(Excerpts from a layout annotation set)

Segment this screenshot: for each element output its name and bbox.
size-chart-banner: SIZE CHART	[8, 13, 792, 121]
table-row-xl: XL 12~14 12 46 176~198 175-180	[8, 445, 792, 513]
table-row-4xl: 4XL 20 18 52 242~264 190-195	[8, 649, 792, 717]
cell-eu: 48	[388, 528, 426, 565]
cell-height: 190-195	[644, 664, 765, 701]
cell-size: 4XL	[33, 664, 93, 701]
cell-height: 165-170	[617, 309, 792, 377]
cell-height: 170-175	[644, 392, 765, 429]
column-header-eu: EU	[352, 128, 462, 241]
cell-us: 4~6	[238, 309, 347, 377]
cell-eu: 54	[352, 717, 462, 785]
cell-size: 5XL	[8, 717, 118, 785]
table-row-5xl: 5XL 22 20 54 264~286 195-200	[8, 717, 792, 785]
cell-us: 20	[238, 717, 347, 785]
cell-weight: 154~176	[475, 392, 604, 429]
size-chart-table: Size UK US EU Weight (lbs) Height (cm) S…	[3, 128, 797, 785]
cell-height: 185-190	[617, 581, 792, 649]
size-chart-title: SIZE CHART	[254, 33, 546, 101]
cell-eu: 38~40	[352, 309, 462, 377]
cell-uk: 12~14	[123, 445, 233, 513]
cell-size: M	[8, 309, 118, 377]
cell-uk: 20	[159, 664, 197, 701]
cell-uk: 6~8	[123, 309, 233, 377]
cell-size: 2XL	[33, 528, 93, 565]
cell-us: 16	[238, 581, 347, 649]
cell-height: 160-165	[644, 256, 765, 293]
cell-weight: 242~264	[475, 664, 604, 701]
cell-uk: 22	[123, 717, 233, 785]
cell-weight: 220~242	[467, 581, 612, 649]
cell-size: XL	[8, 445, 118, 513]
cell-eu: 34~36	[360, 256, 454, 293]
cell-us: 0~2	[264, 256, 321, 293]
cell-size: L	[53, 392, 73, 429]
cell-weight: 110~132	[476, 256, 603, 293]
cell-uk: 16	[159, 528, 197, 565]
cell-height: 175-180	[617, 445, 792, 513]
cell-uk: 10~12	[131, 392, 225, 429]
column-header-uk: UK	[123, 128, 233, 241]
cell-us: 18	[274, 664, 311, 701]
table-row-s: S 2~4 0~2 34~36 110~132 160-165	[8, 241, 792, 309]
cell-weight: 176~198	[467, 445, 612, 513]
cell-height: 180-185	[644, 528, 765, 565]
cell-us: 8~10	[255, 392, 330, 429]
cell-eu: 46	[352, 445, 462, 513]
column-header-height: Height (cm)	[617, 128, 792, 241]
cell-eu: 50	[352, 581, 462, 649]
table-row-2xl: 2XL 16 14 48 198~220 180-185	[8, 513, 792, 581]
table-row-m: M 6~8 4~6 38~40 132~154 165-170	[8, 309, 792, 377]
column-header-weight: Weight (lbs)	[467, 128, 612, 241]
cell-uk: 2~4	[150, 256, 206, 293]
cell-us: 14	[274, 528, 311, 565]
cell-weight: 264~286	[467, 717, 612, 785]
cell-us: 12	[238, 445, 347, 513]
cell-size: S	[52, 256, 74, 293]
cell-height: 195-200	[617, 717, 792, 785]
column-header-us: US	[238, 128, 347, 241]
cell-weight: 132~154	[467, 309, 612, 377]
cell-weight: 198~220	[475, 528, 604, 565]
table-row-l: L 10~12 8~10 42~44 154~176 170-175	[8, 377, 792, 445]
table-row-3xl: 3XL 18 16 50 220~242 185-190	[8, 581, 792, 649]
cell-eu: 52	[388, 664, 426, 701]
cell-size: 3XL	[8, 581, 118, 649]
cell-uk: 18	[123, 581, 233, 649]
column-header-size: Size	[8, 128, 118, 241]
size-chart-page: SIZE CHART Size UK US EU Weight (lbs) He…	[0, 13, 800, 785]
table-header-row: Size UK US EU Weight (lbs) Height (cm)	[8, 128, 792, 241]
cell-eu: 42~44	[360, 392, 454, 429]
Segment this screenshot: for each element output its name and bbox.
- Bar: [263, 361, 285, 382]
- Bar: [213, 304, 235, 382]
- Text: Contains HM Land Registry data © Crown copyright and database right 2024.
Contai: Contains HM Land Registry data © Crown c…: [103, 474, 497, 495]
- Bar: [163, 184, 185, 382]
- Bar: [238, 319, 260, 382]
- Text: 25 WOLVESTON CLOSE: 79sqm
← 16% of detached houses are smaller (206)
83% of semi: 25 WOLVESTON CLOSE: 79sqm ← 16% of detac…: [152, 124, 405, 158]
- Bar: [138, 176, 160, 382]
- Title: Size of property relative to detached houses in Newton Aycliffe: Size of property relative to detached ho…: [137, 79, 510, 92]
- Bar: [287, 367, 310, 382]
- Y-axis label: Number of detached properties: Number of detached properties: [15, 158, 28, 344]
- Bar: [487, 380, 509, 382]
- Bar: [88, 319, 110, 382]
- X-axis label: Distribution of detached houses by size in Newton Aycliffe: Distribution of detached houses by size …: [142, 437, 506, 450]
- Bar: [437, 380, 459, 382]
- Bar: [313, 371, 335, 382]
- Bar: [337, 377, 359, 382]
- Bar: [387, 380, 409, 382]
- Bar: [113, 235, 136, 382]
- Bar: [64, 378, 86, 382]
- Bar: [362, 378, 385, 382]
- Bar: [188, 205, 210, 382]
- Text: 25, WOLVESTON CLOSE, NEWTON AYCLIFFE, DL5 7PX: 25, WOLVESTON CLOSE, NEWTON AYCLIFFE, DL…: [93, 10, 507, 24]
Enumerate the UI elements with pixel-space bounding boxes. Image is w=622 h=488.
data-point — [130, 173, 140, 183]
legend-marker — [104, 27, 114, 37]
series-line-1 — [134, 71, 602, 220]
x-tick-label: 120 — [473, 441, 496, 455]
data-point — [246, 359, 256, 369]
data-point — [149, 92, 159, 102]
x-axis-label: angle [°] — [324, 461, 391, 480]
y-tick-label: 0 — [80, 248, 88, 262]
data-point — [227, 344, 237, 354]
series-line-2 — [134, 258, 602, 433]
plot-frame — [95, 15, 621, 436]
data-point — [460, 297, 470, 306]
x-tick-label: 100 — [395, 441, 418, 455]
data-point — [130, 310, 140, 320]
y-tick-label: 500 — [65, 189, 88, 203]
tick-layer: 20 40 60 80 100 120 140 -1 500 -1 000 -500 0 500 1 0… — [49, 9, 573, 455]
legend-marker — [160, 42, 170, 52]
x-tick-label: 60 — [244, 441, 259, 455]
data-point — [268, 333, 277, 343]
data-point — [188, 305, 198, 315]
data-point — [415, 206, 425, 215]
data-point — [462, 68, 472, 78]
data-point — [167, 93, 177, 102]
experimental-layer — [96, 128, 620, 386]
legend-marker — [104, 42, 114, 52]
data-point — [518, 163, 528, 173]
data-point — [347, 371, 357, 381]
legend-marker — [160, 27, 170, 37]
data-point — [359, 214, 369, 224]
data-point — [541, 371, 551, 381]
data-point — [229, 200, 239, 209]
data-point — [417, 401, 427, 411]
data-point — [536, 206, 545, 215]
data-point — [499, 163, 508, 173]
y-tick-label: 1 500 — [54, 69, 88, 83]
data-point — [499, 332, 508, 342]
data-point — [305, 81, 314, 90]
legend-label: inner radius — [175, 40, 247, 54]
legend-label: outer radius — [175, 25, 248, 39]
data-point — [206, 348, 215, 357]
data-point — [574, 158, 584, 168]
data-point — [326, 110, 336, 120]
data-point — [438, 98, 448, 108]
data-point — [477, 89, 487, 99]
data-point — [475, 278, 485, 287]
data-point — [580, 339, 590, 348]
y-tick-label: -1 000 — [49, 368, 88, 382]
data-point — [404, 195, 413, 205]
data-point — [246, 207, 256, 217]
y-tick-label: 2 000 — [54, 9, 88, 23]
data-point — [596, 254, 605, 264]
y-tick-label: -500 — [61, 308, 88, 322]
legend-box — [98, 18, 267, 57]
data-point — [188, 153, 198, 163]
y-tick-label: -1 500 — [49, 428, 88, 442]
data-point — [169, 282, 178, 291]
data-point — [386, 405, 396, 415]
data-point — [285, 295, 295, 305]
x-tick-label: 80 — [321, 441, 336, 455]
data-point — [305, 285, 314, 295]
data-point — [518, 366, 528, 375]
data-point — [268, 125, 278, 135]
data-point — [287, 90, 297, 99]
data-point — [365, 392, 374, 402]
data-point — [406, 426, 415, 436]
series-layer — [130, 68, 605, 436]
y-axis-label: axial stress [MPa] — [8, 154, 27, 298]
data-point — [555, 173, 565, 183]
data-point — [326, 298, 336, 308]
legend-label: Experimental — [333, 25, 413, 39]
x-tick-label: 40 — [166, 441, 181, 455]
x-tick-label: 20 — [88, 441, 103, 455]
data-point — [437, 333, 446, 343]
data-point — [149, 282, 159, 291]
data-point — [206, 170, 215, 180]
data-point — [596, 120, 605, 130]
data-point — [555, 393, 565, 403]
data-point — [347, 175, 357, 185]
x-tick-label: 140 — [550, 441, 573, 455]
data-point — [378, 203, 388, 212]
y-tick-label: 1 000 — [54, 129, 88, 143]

* TASK REQUIREMENTS *
Put the stretch from the start of the records through the line that contains "717, 118, 785]" into a Markdown table with the columns Row and Line. Give each line its row number and leave out any blank lines.

* ANSWER TO THIS TASK *
| Row | Line |
|---|---|
| 1 | Segment this screenshot: for each element output its name and bbox. |
| 2 | size-chart-banner: SIZE CHART	[8, 13, 792, 121] |
| 3 | table-row-xl: XL 12~14 12 46 176~198 175-180	[8, 445, 792, 513] |
| 4 | table-row-4xl: 4XL 20 18 52 242~264 190-195	[8, 649, 792, 717] |
| 5 | cell-eu: 48	[388, 528, 426, 565] |
| 6 | cell-height: 190-195	[644, 664, 765, 701] |
| 7 | cell-size: 4XL	[33, 664, 93, 701] |
| 8 | cell-height: 165-170	[617, 309, 792, 377] |
| 9 | cell-height: 170-175	[644, 392, 765, 429] |
| 10 | column-header-eu: EU	[352, 128, 462, 241] |
| 11 | cell-us: 4~6	[238, 309, 347, 377] |
| 12 | cell-eu: 54	[352, 717, 462, 785] |
| 13 | cell-size: 5XL	[8, 717, 118, 785] |